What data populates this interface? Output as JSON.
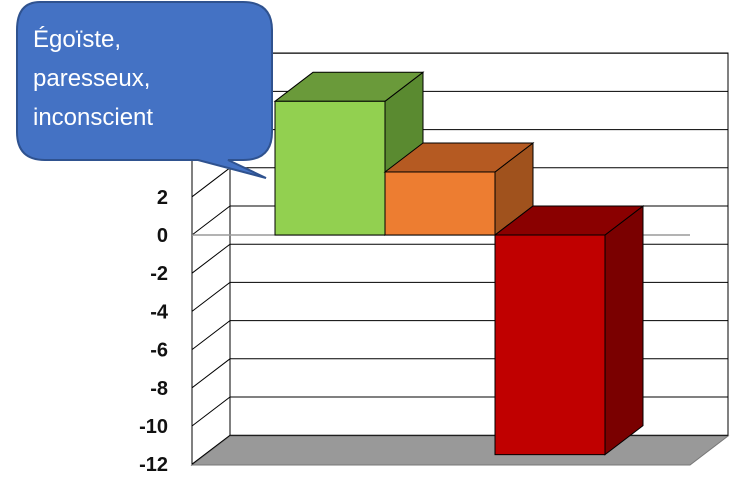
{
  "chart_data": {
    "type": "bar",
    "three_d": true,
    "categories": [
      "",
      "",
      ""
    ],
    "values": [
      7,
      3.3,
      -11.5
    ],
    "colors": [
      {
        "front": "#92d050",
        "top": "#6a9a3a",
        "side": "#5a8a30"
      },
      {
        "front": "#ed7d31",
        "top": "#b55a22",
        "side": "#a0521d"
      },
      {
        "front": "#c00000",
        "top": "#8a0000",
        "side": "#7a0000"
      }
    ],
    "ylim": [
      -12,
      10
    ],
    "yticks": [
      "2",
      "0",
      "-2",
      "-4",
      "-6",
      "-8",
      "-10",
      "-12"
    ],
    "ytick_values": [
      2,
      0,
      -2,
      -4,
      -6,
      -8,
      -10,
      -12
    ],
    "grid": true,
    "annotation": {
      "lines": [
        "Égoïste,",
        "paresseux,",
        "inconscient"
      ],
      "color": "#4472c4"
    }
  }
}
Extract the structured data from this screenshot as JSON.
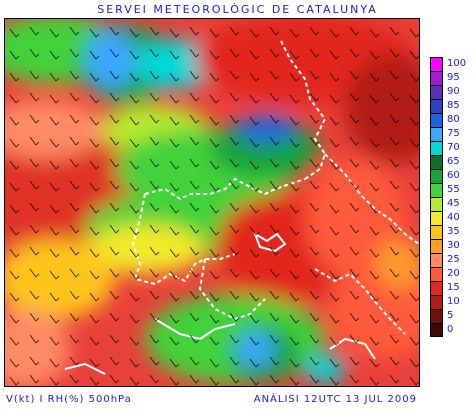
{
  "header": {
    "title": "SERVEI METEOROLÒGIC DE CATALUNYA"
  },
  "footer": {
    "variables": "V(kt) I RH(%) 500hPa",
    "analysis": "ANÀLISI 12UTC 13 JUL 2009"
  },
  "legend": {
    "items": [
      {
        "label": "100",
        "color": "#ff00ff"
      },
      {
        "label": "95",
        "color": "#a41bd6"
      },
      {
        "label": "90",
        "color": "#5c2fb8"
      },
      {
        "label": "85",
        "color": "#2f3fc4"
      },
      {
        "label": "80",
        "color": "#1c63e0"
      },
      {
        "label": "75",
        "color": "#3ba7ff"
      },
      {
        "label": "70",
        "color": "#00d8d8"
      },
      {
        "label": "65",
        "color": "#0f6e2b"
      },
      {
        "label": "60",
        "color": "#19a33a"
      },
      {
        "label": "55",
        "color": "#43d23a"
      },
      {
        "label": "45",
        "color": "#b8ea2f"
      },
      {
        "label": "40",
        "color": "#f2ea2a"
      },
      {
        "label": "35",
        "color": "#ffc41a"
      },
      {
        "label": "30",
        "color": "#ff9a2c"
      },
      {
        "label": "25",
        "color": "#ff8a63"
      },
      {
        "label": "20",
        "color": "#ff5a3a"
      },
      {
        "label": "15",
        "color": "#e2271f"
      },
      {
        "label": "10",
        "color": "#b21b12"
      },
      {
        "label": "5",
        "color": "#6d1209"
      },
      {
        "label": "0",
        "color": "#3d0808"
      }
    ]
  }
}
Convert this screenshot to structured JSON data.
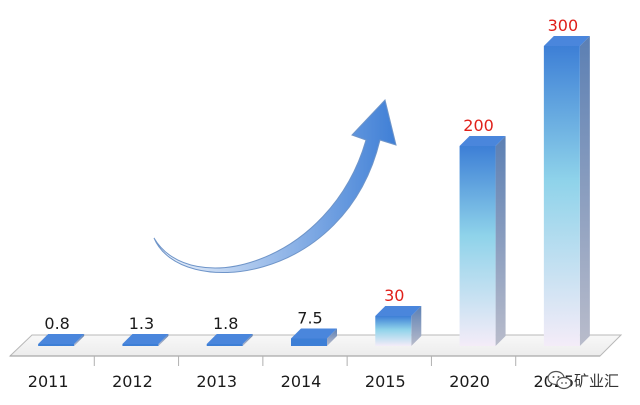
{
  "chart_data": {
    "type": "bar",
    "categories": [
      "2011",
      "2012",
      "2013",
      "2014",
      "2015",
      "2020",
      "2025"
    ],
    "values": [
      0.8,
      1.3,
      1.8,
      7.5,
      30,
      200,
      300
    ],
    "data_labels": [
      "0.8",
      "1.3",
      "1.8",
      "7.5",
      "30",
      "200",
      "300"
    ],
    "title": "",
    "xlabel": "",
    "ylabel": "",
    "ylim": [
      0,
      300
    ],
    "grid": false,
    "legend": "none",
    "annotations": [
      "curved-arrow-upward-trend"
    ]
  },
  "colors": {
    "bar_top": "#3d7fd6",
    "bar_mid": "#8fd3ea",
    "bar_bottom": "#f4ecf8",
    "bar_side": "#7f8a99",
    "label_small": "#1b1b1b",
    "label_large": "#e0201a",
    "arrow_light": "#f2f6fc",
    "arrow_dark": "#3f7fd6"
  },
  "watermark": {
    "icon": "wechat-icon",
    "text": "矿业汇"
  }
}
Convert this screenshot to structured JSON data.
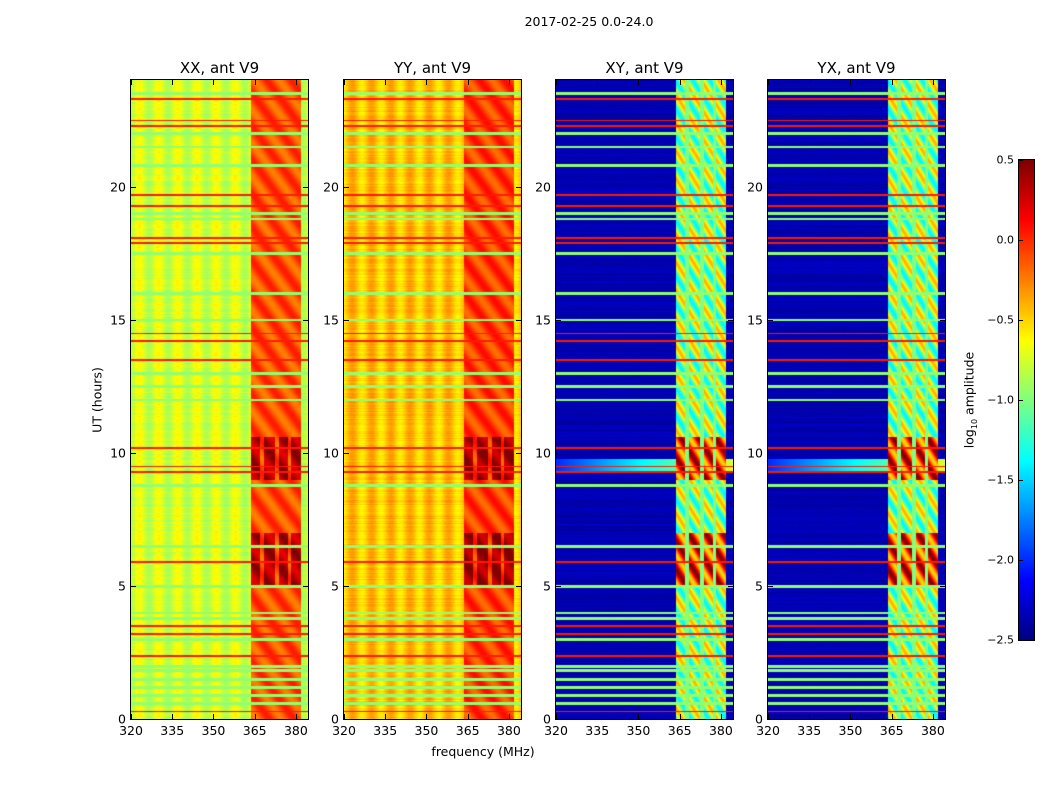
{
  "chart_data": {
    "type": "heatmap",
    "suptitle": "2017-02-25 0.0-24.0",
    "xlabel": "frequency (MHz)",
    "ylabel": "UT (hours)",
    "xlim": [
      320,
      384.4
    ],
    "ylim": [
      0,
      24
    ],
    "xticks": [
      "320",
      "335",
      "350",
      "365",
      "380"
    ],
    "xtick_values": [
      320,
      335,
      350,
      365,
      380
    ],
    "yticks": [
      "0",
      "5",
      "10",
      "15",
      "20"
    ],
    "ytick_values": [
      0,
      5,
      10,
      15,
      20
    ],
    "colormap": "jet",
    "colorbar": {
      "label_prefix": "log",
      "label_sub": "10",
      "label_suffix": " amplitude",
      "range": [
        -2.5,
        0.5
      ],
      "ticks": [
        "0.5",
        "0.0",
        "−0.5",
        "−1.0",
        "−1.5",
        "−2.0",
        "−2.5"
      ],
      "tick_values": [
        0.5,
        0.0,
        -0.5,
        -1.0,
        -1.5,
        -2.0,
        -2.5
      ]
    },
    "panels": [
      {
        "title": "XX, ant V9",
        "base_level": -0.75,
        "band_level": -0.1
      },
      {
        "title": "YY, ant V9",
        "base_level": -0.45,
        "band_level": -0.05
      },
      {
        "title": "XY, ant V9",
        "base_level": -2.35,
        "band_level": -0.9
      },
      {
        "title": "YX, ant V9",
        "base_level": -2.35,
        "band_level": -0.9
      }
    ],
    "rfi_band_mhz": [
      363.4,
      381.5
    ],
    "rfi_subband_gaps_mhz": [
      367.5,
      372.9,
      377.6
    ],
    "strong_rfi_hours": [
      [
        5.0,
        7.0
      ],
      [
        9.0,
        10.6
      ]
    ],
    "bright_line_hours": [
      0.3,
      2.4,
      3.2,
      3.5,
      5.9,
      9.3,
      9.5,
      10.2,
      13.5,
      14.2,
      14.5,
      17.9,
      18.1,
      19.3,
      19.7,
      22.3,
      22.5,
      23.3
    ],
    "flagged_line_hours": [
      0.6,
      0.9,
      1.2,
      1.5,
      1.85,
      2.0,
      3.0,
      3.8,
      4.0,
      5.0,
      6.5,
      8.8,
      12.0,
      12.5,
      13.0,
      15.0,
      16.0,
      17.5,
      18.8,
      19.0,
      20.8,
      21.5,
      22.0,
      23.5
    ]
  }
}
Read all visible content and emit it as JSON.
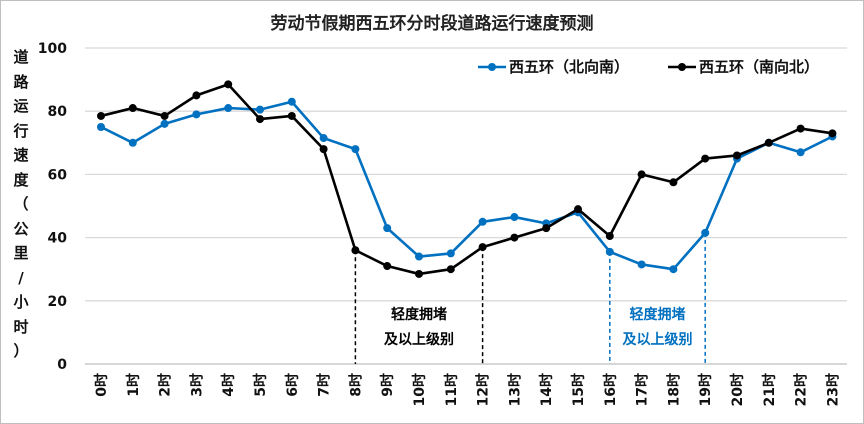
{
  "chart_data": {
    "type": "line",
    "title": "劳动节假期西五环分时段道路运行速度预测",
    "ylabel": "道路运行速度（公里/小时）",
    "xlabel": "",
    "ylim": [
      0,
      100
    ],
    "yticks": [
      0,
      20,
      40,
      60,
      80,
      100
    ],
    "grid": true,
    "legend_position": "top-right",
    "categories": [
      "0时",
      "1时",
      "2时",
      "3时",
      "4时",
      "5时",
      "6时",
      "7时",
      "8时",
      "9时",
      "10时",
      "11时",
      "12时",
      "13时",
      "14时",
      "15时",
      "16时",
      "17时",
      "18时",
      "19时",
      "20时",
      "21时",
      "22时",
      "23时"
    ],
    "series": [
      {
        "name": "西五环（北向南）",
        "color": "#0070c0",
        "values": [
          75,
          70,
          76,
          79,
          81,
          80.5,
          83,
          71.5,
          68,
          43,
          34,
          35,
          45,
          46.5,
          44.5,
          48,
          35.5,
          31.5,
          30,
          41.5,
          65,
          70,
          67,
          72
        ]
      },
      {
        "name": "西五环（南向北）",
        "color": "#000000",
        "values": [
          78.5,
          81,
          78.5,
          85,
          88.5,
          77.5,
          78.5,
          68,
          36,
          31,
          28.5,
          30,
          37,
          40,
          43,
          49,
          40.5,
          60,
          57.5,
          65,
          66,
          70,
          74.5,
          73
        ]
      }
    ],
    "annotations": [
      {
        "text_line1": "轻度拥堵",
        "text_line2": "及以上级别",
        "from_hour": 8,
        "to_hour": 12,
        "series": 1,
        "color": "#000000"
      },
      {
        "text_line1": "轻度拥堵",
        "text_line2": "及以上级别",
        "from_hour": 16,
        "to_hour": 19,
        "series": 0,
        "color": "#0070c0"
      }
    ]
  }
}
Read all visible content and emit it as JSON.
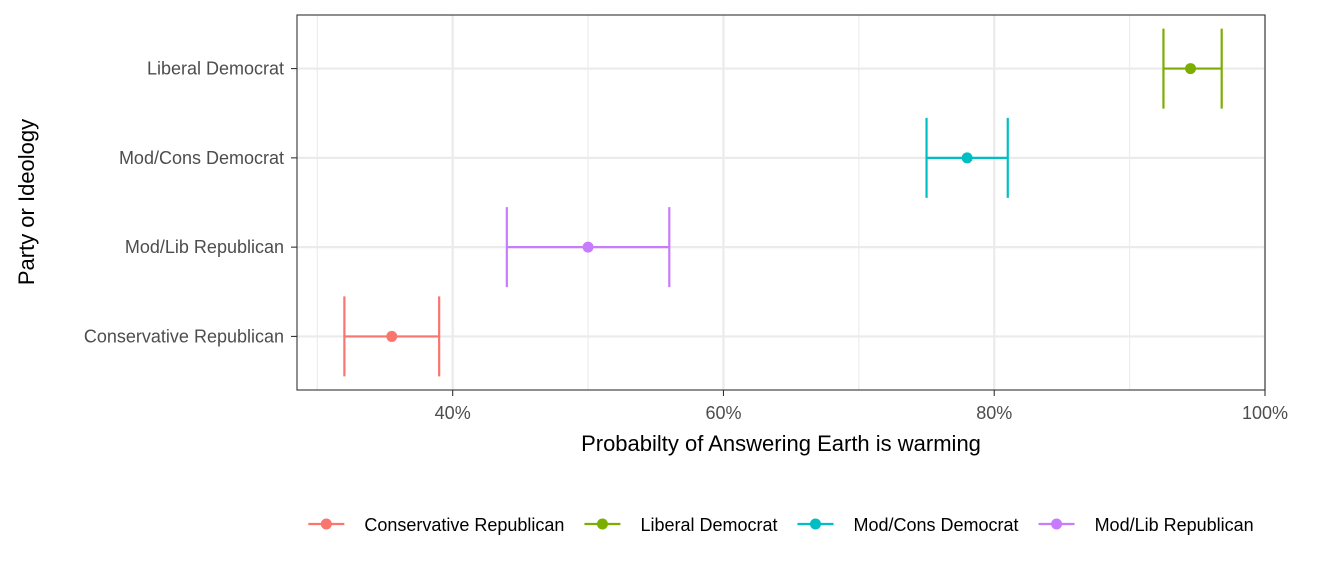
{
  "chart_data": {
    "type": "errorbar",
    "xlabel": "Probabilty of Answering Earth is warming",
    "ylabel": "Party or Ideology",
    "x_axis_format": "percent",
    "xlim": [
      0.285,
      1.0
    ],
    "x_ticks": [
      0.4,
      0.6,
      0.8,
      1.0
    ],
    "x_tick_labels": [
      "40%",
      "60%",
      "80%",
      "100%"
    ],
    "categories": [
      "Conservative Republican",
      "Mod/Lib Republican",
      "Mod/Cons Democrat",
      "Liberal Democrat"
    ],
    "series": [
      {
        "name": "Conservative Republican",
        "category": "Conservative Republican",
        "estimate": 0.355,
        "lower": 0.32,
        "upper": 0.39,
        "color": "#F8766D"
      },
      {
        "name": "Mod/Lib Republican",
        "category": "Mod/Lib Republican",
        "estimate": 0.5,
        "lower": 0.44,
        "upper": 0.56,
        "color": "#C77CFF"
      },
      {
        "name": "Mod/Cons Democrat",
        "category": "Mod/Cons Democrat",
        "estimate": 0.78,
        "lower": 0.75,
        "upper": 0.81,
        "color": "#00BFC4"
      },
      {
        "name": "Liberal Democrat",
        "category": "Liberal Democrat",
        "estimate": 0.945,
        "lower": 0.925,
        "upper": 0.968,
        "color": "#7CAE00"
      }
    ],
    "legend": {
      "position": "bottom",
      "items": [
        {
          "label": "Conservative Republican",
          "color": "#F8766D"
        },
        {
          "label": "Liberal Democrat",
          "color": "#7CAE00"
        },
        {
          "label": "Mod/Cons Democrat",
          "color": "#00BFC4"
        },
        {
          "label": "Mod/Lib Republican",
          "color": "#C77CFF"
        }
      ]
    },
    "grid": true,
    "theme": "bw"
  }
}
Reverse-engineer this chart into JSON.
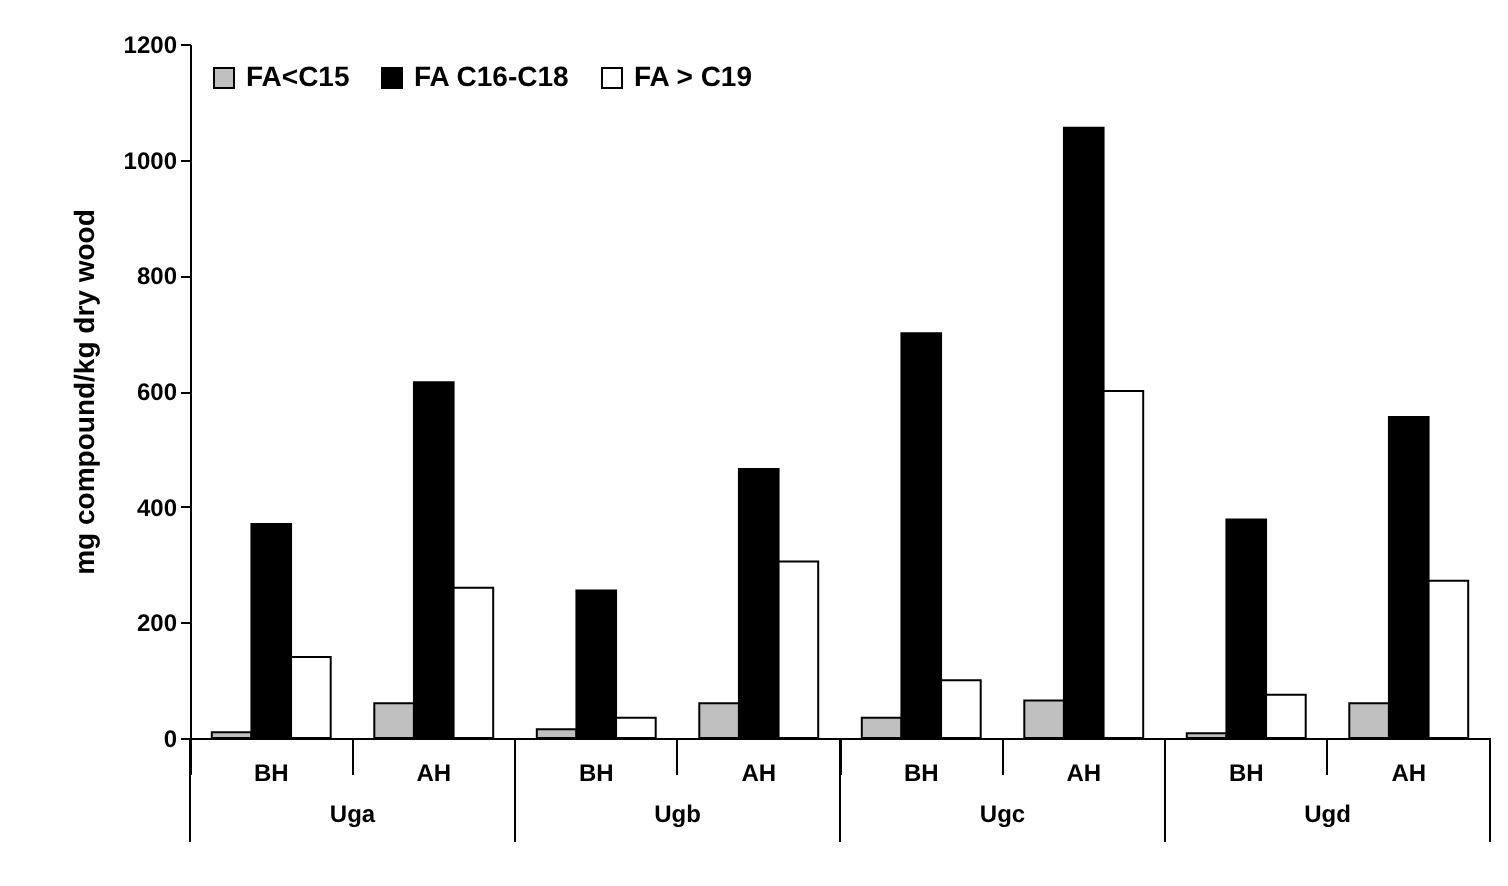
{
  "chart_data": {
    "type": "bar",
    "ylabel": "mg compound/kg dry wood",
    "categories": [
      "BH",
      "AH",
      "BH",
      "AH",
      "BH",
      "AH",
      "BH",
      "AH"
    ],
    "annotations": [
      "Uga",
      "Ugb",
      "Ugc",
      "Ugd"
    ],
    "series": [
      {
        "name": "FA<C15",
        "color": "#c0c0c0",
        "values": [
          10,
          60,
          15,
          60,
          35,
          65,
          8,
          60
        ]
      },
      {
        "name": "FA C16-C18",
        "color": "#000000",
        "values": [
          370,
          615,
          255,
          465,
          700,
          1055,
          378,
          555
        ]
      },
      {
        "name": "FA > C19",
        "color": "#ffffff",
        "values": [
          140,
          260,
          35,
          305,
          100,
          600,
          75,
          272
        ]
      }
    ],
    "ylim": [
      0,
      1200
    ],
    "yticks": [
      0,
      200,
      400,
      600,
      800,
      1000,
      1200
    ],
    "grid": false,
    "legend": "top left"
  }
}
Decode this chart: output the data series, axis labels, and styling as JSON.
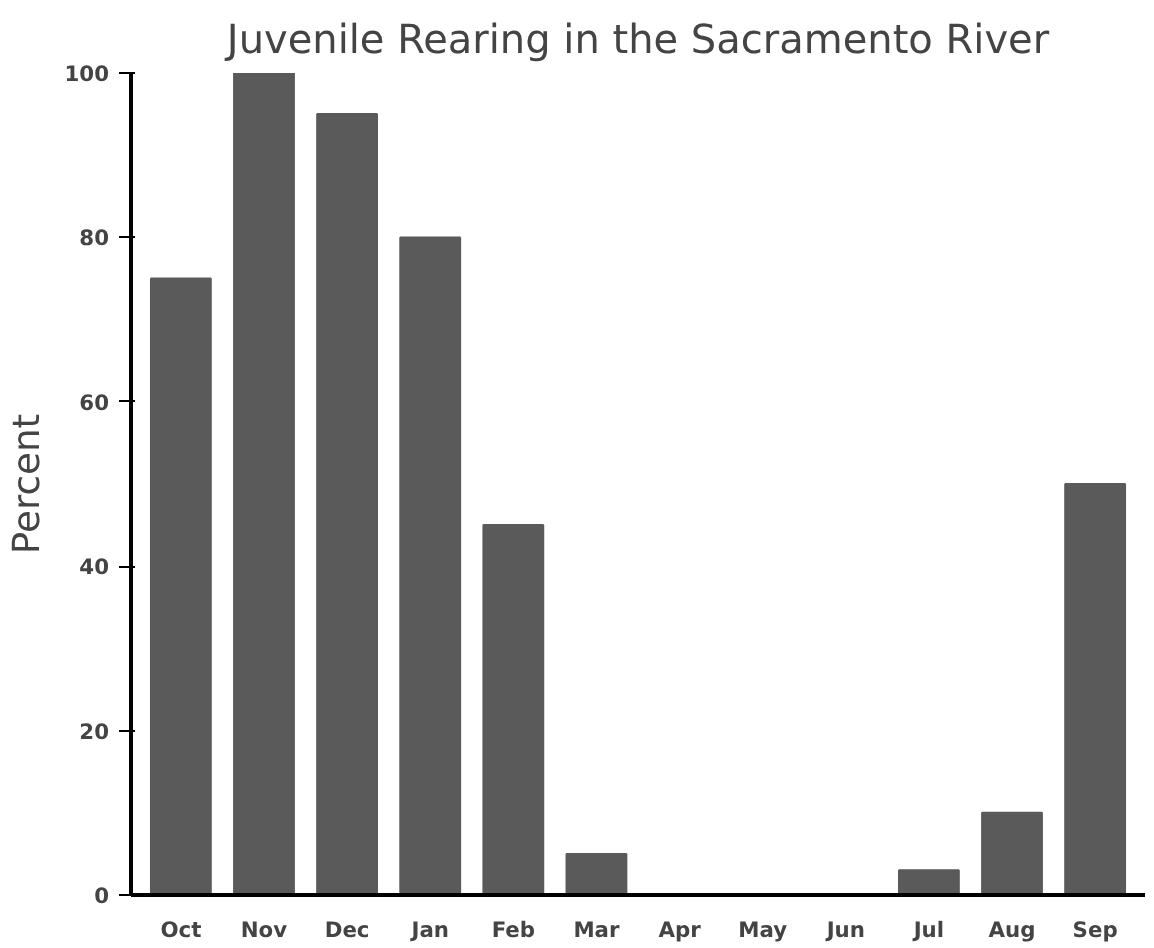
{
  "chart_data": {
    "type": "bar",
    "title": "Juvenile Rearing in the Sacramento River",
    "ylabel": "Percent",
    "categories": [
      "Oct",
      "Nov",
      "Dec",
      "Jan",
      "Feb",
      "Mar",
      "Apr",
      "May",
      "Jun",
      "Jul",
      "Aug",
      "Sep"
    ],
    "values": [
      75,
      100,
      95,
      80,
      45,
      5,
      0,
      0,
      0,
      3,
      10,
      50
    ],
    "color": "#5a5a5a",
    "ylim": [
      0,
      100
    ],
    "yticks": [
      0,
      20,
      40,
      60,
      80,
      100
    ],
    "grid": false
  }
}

EXERCISE
In the entries above, identify each line that includes the string "Republican", then copy it.

RESPONSE TO THE TASK
      "Conservative Republican",
      "Mod/Lib Republican",
        "name": "Conservative Republican",
        "category": "Conservative Republican",
        "name": "Mod/Lib Republican",
        "category": "Mod/Lib Republican",
          "label": "Conservative Republican",
          "label": "Mod/Lib Republican",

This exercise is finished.